** Start Given records **

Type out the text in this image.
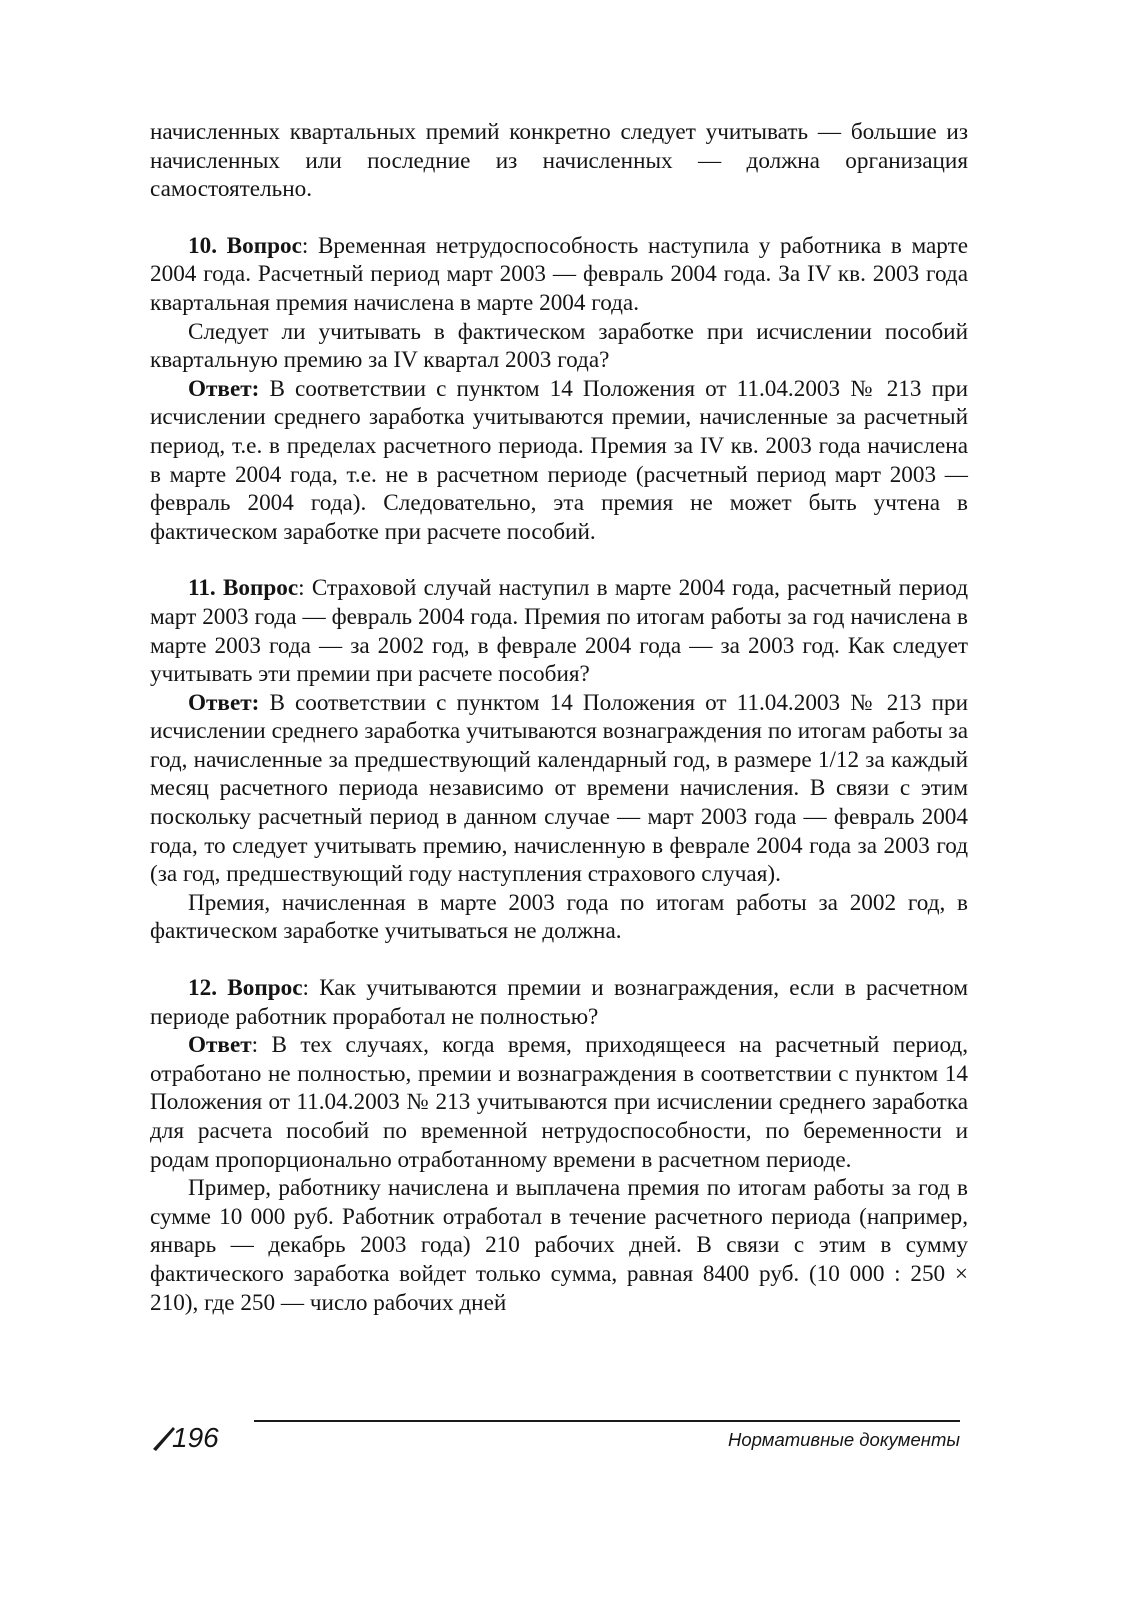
начисленных квартальных премий конкретно следует учитывать — большие из начисленных или последние из начисленных — должна организация самостоятельно.

10. Вопрос: Временная нетрудоспособность наступила у работника в марте 2004 года. Расчетный период март 2003 — февраль 2004 года. За IV кв. 2003 года квартальная премия начислена в марте 2004 года.

Следует ли учитывать в фактическом заработке при исчислении пособий квартальную премию за IV квартал 2003 года?

Ответ: В соответствии с пунктом 14 Положения от 11.04.2003 № 213 при исчислении среднего заработка учитываются премии, начисленные за расчетный период, т.е. в пределах расчетного периода. Премия за IV кв. 2003 года начислена в марте 2004 года, т.е. не в расчетном периоде (расчетный период март 2003 — февраль 2004 года). Следовательно, эта премия не может быть учтена в фактическом заработке при расчете пособий.

11. Вопрос: Страховой случай наступил в марте 2004 года, расчетный период март 2003 года — февраль 2004 года. Премия по итогам работы за год начислена в марте 2003 года — за 2002 год, в феврале 2004 года — за 2003 год. Как следует учитывать эти премии при расчете пособия?

Ответ: В соответствии с пунктом 14 Положения от 11.04.2003 № 213 при исчислении среднего заработка учитываются вознаграждения по итогам работы за год, начисленные за предшествующий календарный год, в размере 1/12 за каждый месяц расчетного периода независимо от времени начисления. В связи с этим поскольку расчетный период в данном случае — март 2003 года — февраль 2004 года, то следует учитывать премию, начисленную в феврале 2004 года за 2003 год (за год, предшествующий году наступления страхового случая).

Премия, начисленная в марте 2003 года по итогам работы за 2002 год, в фактическом заработке учитываться не должна.

12. Вопрос: Как учитываются премии и вознаграждения, если в расчетном периоде работник проработал не полностью?

Ответ: В тех случаях, когда время, приходящееся на расчетный период, отработано не полностью, премии и вознаграждения в соответствии с пунктом 14 Положения от 11.04.2003 № 213 учитываются при исчислении среднего заработка для расчета пособий по временной нетрудоспособности, по беременности и родам пропорционально отработанному времени в расчетном периоде.

Пример, работнику начислена и выплачена премия по итогам работы за год в сумме 10 000 руб. Работник отработал в течение расчетного периода (например, январь — декабрь 2003 года) 210 рабочих дней. В связи с этим в сумму фактического заработка войдет только сумма, равная 8400 руб. (10 000 : 250 × 210), где 250 — число рабочих дней

196	Нормативные документы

** End Given records **

Go through the material above and print all of it exactly, except the pictures.

Type out the text in this image.
начисленных квартальных премий конкретно следует учитывать — большие из начисленных или последние из начисленных — должна организация самостоятельно.

10. Вопрос: Временная нетрудоспособность наступила у работника в марте 2004 года. Расчетный период март 2003 — февраль 2004 года. За IV кв. 2003 года квартальная премия начислена в марте 2004 года.

Следует ли учитывать в фактическом заработке при исчислении пособий квартальную премию за IV квартал 2003 года?

Ответ: В соответствии с пунктом 14 Положения от 11.04.2003 № 213 при исчислении среднего заработка учитываются премии, начисленные за расчетный период, т.е. в пределах расчетного периода. Премия за IV кв. 2003 года начислена в марте 2004 года, т.е. не в расчетном периоде (расчетный период март 2003 — февраль 2004 года). Следовательно, эта премия не может быть учтена в фактическом заработке при расчете пособий.

11. Вопрос: Страховой случай наступил в марте 2004 года, расчетный период март 2003 года — февраль 2004 года. Премия по итогам работы за год начислена в марте 2003 года — за 2002 год, в феврале 2004 года — за 2003 год. Как следует учитывать эти премии при расчете пособия?

Ответ: В соответствии с пунктом 14 Положения от 11.04.2003 № 213 при исчислении среднего заработка учитываются вознаграждения по итогам работы за год, начисленные за предшествующий календарный год, в размере 1/12 за каждый месяц расчетного периода независимо от времени начисления. В связи с этим поскольку расчетный период в данном случае — март 2003 года — февраль 2004 года, то следует учитывать премию, начисленную в феврале 2004 года за 2003 год (за год, предшествующий году наступления страхового случая).

Премия, начисленная в марте 2003 года по итогам работы за 2002 год, в фактическом заработке учитываться не должна.

12. Вопрос: Как учитываются премии и вознаграждения, если в расчетном периоде работник проработал не полностью?

Ответ: В тех случаях, когда время, приходящееся на расчетный период, отработано не полностью, премии и вознаграждения в соответствии с пунктом 14 Положения от 11.04.2003 № 213 учитываются при исчислении среднего заработка для расчета пособий по временной нетрудоспособности, по беременности и родам пропорционально отработанному времени в расчетном периоде.

Пример, работнику начислена и выплачена премия по итогам работы за год в сумме 10 000 руб. Работник отработал в течение расчетного периода (например, январь — декабрь 2003 года) 210 рабочих дней. В связи с этим в сумму фактического заработка войдет только сумма, равная 8400 руб. (10 000 : 250 × 210), где 250 — число рабочих дней

196	Нормативные документы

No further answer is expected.